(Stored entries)

********

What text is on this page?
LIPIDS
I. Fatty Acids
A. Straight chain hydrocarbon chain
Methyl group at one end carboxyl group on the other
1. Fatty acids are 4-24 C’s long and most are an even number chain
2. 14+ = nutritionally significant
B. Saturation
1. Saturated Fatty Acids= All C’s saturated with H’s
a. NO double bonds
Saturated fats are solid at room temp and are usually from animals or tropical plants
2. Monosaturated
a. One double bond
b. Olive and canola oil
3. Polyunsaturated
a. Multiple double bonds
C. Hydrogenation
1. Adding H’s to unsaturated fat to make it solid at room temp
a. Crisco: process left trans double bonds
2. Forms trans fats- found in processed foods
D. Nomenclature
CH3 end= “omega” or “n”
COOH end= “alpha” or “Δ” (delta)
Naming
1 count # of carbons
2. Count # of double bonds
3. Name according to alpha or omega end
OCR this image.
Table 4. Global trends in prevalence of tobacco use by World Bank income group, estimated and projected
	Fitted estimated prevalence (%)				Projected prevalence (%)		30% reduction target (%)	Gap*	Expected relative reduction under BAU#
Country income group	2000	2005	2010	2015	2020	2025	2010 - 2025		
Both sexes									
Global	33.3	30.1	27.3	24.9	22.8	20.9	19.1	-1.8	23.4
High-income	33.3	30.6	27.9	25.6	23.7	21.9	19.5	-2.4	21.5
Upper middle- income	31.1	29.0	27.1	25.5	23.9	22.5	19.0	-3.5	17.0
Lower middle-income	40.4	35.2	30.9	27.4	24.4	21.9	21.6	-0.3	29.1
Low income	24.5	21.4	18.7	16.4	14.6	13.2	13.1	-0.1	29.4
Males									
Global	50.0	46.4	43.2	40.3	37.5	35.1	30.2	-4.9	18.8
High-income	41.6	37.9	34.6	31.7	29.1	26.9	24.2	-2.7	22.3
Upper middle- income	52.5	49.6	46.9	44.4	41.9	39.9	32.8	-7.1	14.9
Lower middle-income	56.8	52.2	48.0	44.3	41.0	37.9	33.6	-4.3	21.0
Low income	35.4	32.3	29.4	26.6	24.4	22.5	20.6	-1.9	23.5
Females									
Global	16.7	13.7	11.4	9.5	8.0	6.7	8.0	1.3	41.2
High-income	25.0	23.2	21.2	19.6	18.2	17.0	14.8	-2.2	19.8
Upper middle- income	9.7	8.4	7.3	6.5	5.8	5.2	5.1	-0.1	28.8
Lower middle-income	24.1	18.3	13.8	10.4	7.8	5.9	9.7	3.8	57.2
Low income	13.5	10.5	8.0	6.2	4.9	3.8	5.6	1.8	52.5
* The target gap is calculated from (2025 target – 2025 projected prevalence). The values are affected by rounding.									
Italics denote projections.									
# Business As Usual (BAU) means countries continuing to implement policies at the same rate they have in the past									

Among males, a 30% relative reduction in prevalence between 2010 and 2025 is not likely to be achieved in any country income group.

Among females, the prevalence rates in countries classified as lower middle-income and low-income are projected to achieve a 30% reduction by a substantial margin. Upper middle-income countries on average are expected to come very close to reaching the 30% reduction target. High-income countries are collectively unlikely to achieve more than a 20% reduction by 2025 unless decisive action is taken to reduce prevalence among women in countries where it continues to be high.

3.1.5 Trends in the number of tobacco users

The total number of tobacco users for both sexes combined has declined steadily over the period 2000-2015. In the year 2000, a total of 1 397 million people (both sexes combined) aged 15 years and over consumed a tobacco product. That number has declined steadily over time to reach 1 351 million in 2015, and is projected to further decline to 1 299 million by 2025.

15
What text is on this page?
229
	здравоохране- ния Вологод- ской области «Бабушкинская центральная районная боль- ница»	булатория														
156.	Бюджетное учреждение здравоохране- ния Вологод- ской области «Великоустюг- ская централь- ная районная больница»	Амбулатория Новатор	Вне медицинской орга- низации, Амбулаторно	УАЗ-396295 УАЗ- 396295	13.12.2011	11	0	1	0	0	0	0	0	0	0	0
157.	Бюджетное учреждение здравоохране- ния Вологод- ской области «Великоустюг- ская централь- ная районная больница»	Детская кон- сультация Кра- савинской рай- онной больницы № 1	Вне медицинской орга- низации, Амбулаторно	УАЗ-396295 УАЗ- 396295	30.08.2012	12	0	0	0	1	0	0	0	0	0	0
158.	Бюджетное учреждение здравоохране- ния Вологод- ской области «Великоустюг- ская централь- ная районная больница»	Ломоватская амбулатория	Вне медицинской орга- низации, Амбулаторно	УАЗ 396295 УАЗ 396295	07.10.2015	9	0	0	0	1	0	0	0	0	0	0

********

Repeat the material above in full, exactly as it stands.

What text is on this page?
LIPIDS
I. Fatty Acids
A. Straight chain hydrocarbon chain
Methyl group at one end carboxyl group on the other
1. Fatty acids are 4-24 C’s long and most are an even number chain
2. 14+ = nutritionally significant
B. Saturation
1. Saturated Fatty Acids= All C’s saturated with H’s
a. NO double bonds
Saturated fats are solid at room temp and are usually from animals or tropical plants
2. Monosaturated
a. One double bond
b. Olive and canola oil
3. Polyunsaturated
a. Multiple double bonds
C. Hydrogenation
1. Adding H’s to unsaturated fat to make it solid at room temp
a. Crisco: process left trans double bonds
2. Forms trans fats- found in processed foods
D. Nomenclature
CH3 end= “omega” or “n”
COOH end= “alpha” or “Δ” (delta)
Naming
1 count # of carbons
2. Count # of double bonds
3. Name according to alpha or omega end
OCR this image.
Table 4. Global trends in prevalence of tobacco use by World Bank income group, estimated and projected
	Fitted estimated prevalence (%)				Projected prevalence (%)		30% reduction target (%)	Gap*	Expected relative reduction under BAU#
Country income group	2000	2005	2010	2015	2020	2025	2010 - 2025		
Both sexes									
Global	33.3	30.1	27.3	24.9	22.8	20.9	19.1	-1.8	23.4
High-income	33.3	30.6	27.9	25.6	23.7	21.9	19.5	-2.4	21.5
Upper middle- income	31.1	29.0	27.1	25.5	23.9	22.5	19.0	-3.5	17.0
Lower middle-income	40.4	35.2	30.9	27.4	24.4	21.9	21.6	-0.3	29.1
Low income	24.5	21.4	18.7	16.4	14.6	13.2	13.1	-0.1	29.4
Males									
Global	50.0	46.4	43.2	40.3	37.5	35.1	30.2	-4.9	18.8
High-income	41.6	37.9	34.6	31.7	29.1	26.9	24.2	-2.7	22.3
Upper middle- income	52.5	49.6	46.9	44.4	41.9	39.9	32.8	-7.1	14.9
Lower middle-income	56.8	52.2	48.0	44.3	41.0	37.9	33.6	-4.3	21.0
Low income	35.4	32.3	29.4	26.6	24.4	22.5	20.6	-1.9	23.5
Females									
Global	16.7	13.7	11.4	9.5	8.0	6.7	8.0	1.3	41.2
High-income	25.0	23.2	21.2	19.6	18.2	17.0	14.8	-2.2	19.8
Upper middle- income	9.7	8.4	7.3	6.5	5.8	5.2	5.1	-0.1	28.8
Lower middle-income	24.1	18.3	13.8	10.4	7.8	5.9	9.7	3.8	57.2
Low income	13.5	10.5	8.0	6.2	4.9	3.8	5.6	1.8	52.5
* The target gap is calculated from (2025 target – 2025 projected prevalence). The values are affected by rounding.									
Italics denote projections.									
# Business As Usual (BAU) means countries continuing to implement policies at the same rate they have in the past									

Among males, a 30% relative reduction in prevalence between 2010 and 2025 is not likely to be achieved in any country income group.

Among females, the prevalence rates in countries classified as lower middle-income and low-income are projected to achieve a 30% reduction by a substantial margin. Upper middle-income countries on average are expected to come very close to reaching the 30% reduction target. High-income countries are collectively unlikely to achieve more than a 20% reduction by 2025 unless decisive action is taken to reduce prevalence among women in countries where it continues to be high.

3.1.5 Trends in the number of tobacco users

The total number of tobacco users for both sexes combined has declined steadily over the period 2000-2015. In the year 2000, a total of 1 397 million people (both sexes combined) aged 15 years and over consumed a tobacco product. That number has declined steadily over time to reach 1 351 million in 2015, and is projected to further decline to 1 299 million by 2025.

15
What text is on this page?
229
	здравоохране- ния Вологод- ской области «Бабушкинская центральная районная боль- ница»	булатория														
156.	Бюджетное учреждение здравоохране- ния Вологод- ской области «Великоустюг- ская централь- ная районная больница»	Амбулатория Новатор	Вне медицинской орга- низации, Амбулаторно	УАЗ-396295 УАЗ- 396295	13.12.2011	11	0	1	0	0	0	0	0	0	0	0
157.	Бюджетное учреждение здравоохране- ния Вологод- ской области «Великоустюг- ская централь- ная районная больница»	Детская кон- сультация Кра- савинской рай- онной больницы № 1	Вне медицинской орга- низации, Амбулаторно	УАЗ-396295 УАЗ- 396295	30.08.2012	12	0	0	0	1	0	0	0	0	0	0
158.	Бюджетное учреждение здравоохране- ния Вологод- ской области «Великоустюг- ская централь- ная районная больница»	Ломоватская амбулатория	Вне медицинской орга- низации, Амбулаторно	УАЗ 396295 УАЗ 396295	07.10.2015	9	0	0	0	1	0	0	0	0	0	0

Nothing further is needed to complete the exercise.